*SET PROBLEM A*: From the passage on ESG pressures facing Chevron below, list the types of funds named as stakeholders that have been divesting or screening out fossil fuel equities.
*SET PROBLEM B*: Please resume the passage on ESG pressures facing Chevron, starting after its final sentence.

*DOCUMENT EXTRACT*:

In addition, organizations that provide information to investors on corporate governance and related matters have developed ratings processes for evaluating companies on their approach to ESG matters, including climate change and climate-related risks. Such ratings are used by some investors to inform their investment and voting decisions. Also, some stakeholders, including but not limited to sovereign wealth, pension, and endowment funds, have been divesting and promoting divestment of or screening out of fossil fuel equities and urging lenders to limit funding to companies engaged in the extraction of fossil fuel reserves. Unfavorable ESG ratings and investment community divestment initiatives, among other actions, may lead to negative investor sentiment toward Chevron and to the diversion of investment to other industries, which could have a negative impact on our stock price and our access to and costs of capital. Additionally, evolving expectations on various ESG matters, including biodiversity, waste and water, may increase costs, require changes in how we operate and lead to negative stakeholder sentiment.

*DATASET ENTRIES*:

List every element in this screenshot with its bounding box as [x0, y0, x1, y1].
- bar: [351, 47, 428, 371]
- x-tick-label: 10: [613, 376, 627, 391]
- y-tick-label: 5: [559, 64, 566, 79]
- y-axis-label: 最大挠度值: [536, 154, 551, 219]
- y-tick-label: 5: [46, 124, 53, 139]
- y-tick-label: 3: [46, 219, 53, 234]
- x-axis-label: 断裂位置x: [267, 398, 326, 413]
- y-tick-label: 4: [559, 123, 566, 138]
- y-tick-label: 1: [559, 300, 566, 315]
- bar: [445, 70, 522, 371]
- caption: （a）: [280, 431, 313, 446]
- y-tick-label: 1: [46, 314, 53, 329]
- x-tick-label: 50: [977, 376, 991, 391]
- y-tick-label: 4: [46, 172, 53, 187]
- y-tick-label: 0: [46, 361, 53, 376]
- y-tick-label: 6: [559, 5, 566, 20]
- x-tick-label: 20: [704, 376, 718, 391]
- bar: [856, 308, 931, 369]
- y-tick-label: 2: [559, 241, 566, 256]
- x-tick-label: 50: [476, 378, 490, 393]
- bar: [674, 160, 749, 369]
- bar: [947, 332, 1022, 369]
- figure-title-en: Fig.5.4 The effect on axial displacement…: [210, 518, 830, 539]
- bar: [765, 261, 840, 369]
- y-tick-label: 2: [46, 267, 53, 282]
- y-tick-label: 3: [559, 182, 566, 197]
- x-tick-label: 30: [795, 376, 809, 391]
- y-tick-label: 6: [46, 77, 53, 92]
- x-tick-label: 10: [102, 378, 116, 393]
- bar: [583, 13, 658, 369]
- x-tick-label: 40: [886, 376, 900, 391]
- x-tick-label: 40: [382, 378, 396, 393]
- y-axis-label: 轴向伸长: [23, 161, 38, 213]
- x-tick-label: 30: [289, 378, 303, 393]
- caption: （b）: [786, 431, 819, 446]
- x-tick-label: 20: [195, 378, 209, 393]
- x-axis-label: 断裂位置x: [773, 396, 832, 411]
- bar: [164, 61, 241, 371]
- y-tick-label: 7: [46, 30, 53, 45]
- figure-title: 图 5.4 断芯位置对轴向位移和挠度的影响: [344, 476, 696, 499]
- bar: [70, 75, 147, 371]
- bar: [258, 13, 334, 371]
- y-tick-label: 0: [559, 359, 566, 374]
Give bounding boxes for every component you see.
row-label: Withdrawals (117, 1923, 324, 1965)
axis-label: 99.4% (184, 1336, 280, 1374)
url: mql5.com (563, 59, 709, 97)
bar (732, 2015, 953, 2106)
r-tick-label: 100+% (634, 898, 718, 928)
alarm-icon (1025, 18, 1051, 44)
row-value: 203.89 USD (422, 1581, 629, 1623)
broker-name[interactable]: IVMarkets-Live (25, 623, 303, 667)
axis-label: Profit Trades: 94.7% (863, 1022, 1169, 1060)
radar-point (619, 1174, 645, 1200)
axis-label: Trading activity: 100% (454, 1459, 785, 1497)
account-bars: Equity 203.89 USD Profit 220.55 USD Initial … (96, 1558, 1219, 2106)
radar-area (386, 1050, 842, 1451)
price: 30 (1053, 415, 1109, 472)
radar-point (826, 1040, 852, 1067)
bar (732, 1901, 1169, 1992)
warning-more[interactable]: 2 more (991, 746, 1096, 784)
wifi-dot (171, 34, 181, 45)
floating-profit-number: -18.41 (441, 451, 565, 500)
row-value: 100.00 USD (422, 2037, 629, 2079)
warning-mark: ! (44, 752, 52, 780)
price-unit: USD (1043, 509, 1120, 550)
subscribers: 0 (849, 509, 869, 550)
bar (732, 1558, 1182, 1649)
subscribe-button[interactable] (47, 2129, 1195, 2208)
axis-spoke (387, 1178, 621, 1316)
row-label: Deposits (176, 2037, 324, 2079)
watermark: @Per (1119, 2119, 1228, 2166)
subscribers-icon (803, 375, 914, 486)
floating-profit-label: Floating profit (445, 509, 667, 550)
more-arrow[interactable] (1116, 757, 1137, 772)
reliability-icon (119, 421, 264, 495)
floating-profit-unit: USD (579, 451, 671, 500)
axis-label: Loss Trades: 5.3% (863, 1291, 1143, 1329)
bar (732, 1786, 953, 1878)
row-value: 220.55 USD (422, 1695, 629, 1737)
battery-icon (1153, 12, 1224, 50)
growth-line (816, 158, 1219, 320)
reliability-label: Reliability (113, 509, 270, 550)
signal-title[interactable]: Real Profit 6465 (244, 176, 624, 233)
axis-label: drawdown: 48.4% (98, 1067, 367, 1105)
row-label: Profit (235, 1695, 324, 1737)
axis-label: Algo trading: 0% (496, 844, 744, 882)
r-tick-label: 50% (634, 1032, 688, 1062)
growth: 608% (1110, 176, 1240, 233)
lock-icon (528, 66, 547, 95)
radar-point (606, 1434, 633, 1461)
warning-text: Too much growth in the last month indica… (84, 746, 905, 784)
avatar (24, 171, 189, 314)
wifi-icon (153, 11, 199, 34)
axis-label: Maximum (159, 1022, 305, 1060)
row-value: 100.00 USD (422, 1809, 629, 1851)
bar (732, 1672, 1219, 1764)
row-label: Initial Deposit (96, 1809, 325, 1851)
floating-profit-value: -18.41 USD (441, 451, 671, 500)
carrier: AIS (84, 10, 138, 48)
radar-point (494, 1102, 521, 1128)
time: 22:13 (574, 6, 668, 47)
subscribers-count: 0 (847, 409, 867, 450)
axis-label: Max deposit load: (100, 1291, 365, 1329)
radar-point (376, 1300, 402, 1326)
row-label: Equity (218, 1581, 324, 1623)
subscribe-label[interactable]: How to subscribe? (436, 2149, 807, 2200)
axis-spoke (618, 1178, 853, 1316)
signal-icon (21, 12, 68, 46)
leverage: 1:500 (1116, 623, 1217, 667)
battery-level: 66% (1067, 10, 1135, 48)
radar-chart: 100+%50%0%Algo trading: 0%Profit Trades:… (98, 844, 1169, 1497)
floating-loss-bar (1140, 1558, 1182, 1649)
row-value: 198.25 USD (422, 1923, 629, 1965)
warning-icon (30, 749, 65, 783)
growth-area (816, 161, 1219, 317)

*WRITTEN ANSWER A*:
- Sovereign wealth funds
- Pension funds
- Endowment funds

*WRITTEN ANSWER B*:
Our aspirations, targets and disclosures related to ESG matters expose us to numerous risks, including risks to our reputation and stock price
In October 2021, Chevron announced an aspiration to achieve net zero Scope 1 and 2 emissions in Upstream by 2050. The company also has set nearer-term GHG emission-related targets for zero routine flaring, upstream carbon intensity, portfolio carbon intensity, and refining carbon intensity. These aspirations, targets or objectives reflect our current plans and aspirations and are not guarantees that we will be able to achieve them. Our efforts to accomplish and accurately report on these goals and objectives present numerous operational, regulatory, reputational, financial, legal, and other risks, any of which could have a material negative impact, including on our reputation and stock price.
Our ability to achieve any aspiration, target or objective, including with respect to climate-related initiatives, our new lower carbon strategy outlined in the Management’s Discussion and Analysis of Financial Condition and Results of Operations, pages 32 through 34, and any lower carbon new energy businesses, is subject to numerous risks, many of which are outside of our control. Examples of such risks include: (1) the continuing progress of commercially viable technologies and low- or non-carbon-based energy sources; (2) the granting of necessary permits by governing authorities; (3) the availability of cost-effective, verifiable carbon credits; (4) the availability of suppliers that can meet our sustainability and other standards; (5) evolving regulatory requirements affecting ESG standards or disclosures; (6) evolving standards for tracking and reporting on emissions and emission reductions and removals; (7) customers’ preferences and use of the company’s products or substitute products; and (8) actions taken by the company’s competitors in response to legislation and regulations.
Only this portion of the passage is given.